Pick out the lines below with "อำเภอแม" and list them.
··· Provided information
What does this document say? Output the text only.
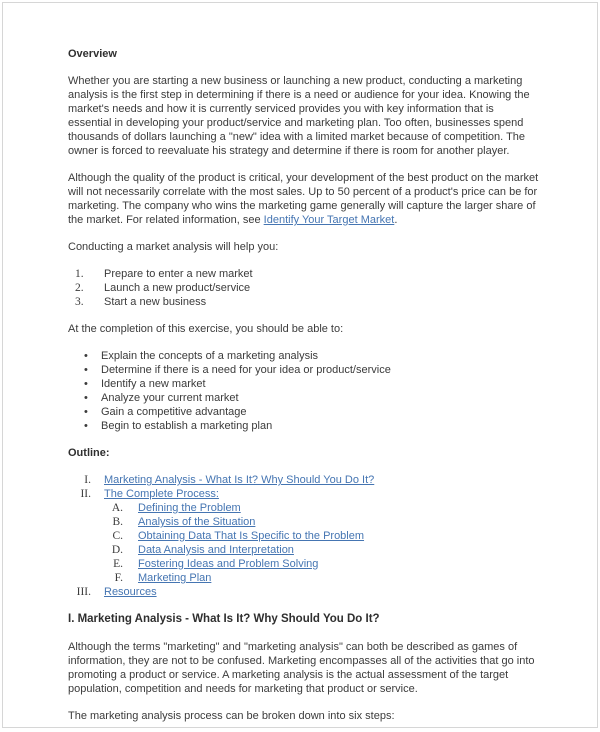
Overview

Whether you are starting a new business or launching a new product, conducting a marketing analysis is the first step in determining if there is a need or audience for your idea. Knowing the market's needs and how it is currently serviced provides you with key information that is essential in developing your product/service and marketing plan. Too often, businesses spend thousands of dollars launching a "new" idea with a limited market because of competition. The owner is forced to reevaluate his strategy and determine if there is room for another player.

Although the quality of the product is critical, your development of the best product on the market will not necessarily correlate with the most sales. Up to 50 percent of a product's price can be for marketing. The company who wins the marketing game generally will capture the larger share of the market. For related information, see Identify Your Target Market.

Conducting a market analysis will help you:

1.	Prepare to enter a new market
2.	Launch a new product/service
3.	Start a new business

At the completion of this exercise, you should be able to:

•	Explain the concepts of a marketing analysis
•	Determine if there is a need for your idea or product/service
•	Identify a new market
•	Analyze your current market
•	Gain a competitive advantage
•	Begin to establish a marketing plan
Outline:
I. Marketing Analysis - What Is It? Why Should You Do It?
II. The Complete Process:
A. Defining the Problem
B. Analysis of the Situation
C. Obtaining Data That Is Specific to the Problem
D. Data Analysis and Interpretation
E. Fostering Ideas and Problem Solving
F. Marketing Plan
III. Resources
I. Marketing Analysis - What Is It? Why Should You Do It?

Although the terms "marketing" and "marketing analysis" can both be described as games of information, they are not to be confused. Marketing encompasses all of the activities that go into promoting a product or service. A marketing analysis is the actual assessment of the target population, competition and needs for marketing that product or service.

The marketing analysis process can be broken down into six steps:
······
··· Provided information
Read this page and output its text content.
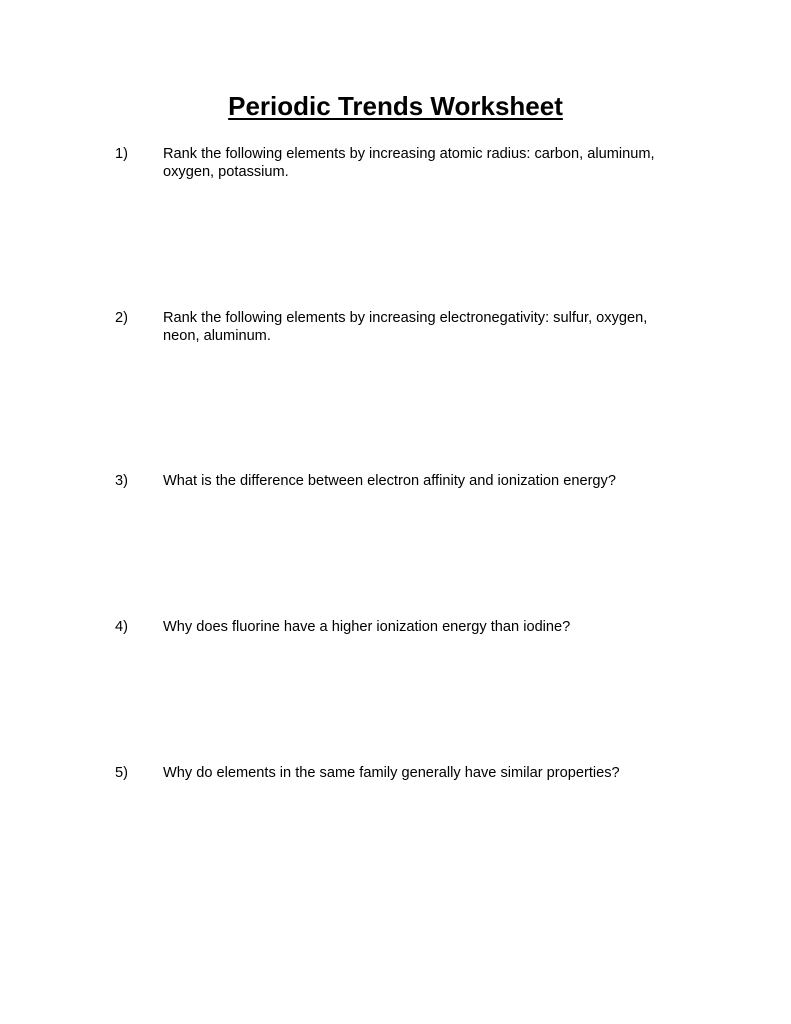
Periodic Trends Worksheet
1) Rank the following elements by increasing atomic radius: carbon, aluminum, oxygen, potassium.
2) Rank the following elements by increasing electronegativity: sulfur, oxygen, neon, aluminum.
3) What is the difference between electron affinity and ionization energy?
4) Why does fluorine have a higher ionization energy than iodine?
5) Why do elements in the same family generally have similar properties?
······
··· Provided information
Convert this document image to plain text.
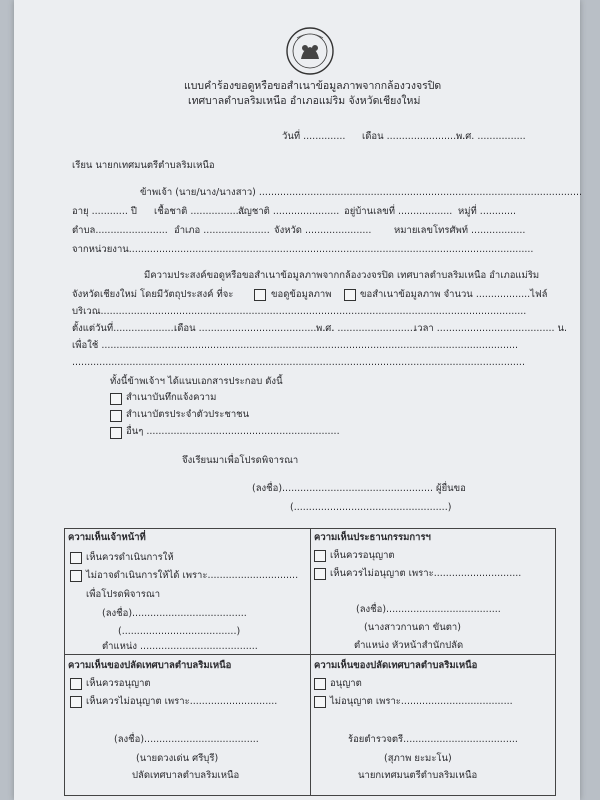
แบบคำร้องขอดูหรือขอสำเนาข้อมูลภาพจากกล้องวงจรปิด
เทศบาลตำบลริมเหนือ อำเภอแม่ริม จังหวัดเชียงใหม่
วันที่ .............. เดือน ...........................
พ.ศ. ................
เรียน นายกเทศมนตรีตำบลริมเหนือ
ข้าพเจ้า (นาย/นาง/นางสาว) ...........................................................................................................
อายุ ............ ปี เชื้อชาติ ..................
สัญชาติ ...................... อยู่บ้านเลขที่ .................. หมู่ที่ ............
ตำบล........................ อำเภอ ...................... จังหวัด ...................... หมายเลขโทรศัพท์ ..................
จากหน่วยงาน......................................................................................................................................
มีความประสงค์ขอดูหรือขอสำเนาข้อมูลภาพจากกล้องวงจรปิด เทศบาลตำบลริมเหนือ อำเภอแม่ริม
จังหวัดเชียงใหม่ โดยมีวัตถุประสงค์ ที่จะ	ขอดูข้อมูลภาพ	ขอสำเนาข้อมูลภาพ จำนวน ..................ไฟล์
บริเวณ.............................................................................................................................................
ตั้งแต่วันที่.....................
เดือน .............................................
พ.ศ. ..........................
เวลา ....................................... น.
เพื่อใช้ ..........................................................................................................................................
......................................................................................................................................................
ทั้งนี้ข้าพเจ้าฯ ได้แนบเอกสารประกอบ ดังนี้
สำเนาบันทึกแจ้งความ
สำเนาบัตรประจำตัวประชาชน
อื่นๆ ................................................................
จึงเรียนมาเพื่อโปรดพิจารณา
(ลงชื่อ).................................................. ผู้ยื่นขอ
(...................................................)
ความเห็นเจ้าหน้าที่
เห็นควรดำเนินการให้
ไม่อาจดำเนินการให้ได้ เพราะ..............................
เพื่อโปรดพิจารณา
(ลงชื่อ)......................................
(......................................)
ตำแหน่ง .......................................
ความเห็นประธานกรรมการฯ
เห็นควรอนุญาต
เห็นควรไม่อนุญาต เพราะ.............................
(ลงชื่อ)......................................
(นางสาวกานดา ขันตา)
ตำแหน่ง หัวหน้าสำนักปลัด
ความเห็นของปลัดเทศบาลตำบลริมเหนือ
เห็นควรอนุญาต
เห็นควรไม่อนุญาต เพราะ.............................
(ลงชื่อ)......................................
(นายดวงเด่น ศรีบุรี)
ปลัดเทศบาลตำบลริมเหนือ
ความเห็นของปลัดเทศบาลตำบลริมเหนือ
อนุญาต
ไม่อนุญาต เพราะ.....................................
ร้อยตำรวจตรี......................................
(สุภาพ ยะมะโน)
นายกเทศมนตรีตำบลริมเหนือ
······
Task solution:
เทศบาลตำบลริมเหนือ อำเภอแม่ริม จังหวัดเชียงใหม่
มีความประสงค์ขอดูหรือขอสำเนาข้อมูลภาพจากกล้องวงจรปิด เทศบาลตำบลริมเหนือ อำเภอแม่ริม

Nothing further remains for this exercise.